- [TASK GOAL]
From the listing below, select every line where the word "this" appears.

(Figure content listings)
+ + + + + + +

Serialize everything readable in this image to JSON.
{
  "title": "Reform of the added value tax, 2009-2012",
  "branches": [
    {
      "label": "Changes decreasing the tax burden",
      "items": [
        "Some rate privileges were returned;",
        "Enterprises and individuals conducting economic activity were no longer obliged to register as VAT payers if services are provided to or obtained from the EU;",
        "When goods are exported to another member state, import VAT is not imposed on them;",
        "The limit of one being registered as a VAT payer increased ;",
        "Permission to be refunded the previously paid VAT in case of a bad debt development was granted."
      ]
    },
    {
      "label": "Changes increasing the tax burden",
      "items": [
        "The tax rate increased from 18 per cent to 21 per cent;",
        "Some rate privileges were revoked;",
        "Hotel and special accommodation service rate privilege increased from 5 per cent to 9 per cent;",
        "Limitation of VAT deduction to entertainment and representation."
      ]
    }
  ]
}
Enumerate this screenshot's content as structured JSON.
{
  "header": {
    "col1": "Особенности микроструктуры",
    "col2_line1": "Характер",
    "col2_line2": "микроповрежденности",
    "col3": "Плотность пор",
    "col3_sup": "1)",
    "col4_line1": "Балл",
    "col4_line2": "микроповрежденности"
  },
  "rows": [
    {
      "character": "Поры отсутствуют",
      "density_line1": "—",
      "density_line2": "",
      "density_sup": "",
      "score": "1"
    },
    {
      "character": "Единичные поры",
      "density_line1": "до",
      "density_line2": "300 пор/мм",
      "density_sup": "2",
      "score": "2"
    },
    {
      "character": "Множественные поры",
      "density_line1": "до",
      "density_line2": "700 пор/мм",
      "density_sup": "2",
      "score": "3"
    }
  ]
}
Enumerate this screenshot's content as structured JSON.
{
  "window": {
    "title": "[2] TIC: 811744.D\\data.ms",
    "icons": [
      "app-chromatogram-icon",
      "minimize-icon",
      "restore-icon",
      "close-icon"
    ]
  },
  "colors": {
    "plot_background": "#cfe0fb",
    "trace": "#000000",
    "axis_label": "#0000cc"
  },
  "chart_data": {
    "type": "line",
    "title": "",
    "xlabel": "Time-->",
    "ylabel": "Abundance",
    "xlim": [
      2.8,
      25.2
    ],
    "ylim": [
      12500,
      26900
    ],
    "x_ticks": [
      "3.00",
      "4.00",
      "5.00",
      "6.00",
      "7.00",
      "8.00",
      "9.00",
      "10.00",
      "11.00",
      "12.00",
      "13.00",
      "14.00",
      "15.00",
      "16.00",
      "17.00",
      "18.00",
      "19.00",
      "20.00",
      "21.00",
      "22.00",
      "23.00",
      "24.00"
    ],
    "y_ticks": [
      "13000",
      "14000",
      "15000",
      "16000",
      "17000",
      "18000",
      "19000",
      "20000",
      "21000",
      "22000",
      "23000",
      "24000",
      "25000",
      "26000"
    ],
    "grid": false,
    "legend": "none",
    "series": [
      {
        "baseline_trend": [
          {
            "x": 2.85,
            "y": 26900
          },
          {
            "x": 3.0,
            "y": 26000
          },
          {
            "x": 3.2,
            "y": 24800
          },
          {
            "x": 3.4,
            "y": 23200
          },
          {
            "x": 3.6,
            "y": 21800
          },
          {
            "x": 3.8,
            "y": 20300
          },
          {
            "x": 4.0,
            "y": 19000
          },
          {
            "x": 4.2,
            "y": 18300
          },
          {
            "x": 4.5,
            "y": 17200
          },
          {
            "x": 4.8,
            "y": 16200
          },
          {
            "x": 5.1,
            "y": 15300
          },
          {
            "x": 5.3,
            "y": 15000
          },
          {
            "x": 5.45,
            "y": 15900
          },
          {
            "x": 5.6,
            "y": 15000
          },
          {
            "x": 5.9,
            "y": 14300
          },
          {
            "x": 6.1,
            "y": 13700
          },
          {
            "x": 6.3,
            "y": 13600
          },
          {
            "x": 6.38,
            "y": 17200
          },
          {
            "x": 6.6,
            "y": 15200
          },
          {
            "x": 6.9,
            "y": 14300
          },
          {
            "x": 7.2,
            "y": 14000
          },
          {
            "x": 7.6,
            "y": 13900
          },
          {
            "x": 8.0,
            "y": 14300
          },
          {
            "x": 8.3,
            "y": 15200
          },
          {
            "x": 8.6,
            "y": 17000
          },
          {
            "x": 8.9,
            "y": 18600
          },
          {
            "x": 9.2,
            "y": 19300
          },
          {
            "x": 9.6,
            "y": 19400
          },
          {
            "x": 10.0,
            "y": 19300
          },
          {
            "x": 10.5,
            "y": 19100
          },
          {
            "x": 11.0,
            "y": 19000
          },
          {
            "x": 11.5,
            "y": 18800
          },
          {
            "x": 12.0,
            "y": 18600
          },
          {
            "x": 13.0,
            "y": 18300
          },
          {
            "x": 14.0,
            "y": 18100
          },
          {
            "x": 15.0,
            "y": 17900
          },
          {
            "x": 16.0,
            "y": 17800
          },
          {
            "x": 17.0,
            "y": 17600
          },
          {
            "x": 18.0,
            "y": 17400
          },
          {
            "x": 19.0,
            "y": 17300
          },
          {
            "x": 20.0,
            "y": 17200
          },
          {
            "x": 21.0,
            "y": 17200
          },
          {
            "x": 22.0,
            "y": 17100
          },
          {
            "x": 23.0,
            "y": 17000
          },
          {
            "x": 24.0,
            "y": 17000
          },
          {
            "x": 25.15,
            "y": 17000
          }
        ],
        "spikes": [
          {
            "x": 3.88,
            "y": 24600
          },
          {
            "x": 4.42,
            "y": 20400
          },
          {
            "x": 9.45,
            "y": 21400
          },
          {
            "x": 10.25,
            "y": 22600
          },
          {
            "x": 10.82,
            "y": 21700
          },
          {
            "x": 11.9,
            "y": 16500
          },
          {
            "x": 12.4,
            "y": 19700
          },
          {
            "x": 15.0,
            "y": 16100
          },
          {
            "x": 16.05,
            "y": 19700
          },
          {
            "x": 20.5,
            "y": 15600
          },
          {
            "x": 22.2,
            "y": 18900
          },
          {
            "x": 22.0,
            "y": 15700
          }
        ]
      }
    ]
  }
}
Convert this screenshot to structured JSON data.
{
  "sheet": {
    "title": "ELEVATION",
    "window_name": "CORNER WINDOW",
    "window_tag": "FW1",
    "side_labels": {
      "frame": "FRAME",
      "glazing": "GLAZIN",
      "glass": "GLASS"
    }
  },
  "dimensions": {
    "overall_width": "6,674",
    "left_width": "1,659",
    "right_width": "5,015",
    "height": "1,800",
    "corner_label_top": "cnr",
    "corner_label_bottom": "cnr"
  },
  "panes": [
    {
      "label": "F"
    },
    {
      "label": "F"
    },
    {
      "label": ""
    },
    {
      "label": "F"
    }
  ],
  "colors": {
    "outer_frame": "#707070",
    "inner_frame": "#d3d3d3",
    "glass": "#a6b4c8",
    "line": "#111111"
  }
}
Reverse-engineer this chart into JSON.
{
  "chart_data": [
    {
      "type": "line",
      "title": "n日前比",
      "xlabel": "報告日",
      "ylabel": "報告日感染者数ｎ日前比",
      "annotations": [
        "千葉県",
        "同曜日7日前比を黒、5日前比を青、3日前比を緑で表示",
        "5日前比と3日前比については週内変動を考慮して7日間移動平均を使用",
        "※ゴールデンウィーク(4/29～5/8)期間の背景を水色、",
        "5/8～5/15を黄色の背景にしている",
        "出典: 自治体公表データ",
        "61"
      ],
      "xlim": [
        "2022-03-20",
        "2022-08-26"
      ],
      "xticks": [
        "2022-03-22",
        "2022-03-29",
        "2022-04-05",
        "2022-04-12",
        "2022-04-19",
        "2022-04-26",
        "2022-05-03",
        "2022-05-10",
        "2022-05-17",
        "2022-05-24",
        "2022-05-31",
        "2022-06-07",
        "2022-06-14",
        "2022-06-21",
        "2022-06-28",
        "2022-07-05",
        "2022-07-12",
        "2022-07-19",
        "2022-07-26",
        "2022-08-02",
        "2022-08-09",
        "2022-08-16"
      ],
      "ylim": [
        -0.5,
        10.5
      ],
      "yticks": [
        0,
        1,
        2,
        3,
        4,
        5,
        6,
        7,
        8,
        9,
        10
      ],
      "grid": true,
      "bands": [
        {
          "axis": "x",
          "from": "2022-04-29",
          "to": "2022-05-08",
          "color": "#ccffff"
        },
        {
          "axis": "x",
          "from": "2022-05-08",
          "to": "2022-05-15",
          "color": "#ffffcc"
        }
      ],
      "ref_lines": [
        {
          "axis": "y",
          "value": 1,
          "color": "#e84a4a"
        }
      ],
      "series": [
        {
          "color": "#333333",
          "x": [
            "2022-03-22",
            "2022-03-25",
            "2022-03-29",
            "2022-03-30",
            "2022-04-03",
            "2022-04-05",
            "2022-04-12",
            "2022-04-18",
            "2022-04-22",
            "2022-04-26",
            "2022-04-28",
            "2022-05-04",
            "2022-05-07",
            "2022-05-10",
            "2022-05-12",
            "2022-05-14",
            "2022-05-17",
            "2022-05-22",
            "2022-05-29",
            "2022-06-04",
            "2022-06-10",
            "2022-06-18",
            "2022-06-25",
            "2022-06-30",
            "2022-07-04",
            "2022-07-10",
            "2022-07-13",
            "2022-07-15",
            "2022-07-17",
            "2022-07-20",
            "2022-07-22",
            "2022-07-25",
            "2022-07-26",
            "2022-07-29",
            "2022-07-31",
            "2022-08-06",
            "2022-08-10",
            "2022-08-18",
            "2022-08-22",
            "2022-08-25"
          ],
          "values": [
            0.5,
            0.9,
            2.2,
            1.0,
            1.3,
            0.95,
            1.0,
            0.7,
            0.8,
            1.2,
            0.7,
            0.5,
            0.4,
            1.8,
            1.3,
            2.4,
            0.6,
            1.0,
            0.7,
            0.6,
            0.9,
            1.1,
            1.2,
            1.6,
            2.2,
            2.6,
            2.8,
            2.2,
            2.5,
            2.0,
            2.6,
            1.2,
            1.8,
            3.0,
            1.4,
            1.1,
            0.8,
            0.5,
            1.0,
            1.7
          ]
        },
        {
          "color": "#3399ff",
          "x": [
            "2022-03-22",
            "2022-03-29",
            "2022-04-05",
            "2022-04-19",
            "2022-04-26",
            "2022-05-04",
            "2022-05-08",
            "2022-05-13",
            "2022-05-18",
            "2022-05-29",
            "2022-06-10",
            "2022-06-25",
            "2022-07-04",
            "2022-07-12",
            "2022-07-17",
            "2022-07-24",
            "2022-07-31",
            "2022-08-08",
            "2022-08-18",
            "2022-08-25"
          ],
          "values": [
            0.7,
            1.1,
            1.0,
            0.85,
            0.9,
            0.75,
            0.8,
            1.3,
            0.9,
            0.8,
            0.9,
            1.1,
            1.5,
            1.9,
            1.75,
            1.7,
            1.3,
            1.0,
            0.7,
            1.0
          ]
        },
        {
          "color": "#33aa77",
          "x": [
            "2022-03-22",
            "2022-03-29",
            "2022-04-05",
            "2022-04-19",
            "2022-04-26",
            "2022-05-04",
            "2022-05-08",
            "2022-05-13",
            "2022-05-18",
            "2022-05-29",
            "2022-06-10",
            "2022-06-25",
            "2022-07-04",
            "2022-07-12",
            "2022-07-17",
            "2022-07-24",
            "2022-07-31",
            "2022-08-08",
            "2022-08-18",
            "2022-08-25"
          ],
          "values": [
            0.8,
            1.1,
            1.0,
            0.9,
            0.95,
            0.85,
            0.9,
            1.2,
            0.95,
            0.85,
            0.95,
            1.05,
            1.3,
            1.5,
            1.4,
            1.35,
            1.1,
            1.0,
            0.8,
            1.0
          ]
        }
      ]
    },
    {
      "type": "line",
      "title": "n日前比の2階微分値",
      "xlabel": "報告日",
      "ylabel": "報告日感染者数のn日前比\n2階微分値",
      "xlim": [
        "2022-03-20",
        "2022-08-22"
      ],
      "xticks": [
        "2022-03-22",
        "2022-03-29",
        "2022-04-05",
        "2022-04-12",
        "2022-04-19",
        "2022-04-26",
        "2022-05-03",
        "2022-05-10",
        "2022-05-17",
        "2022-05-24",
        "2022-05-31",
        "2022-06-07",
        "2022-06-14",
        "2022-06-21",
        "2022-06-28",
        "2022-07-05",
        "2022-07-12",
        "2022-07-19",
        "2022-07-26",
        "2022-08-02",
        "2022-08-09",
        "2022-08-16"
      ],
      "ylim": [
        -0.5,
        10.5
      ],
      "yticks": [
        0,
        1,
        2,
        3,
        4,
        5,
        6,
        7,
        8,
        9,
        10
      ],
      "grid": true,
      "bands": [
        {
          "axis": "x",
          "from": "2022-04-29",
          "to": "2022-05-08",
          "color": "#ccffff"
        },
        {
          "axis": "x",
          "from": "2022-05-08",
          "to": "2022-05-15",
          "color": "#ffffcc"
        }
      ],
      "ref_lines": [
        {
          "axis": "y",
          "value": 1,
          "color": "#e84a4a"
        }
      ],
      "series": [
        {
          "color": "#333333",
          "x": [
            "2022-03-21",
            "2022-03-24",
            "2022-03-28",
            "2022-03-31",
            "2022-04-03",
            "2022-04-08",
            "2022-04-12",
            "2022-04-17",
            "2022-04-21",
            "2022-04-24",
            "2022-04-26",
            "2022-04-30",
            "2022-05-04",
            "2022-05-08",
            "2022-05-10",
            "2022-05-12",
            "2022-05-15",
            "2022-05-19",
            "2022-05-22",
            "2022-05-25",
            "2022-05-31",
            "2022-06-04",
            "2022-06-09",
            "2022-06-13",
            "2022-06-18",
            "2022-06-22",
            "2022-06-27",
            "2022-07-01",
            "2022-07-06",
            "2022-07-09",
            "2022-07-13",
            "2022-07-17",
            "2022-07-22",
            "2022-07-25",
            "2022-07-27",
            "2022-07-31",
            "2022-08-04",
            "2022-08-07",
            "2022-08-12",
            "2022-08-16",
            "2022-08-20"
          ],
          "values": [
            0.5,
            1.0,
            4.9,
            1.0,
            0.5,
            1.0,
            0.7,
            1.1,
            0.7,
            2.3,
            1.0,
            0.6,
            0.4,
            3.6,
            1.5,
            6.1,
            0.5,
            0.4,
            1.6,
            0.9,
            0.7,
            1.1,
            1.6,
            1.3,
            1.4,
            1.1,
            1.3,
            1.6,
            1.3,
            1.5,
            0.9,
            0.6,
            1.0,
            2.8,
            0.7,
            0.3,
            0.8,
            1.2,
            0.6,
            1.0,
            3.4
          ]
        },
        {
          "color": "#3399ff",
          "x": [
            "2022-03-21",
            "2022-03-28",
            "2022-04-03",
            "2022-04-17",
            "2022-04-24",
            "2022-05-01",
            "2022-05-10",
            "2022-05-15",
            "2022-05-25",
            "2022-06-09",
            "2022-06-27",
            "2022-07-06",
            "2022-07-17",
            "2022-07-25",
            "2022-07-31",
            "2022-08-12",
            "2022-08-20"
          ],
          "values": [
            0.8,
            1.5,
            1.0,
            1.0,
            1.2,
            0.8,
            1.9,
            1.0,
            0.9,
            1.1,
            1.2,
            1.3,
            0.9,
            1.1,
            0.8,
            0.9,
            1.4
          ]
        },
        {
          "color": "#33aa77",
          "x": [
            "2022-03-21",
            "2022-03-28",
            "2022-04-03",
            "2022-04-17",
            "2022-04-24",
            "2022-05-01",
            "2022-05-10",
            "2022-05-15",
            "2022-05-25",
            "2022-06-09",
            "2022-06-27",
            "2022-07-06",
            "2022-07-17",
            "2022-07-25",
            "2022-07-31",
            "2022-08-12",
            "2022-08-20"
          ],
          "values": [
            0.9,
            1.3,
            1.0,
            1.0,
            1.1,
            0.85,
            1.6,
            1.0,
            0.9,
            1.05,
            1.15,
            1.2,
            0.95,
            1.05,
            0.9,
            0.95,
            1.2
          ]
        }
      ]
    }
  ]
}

+ + + + + + +

- [FINISHED TASK]
Serialize everything readable in this image to JSON.
Enumerate this screenshot's content as structured JSON.
Enumerate this screenshot's content as structured JSON.
Convert this screenshot to structured JSON data.
Reverse-engineer this chart into JSON.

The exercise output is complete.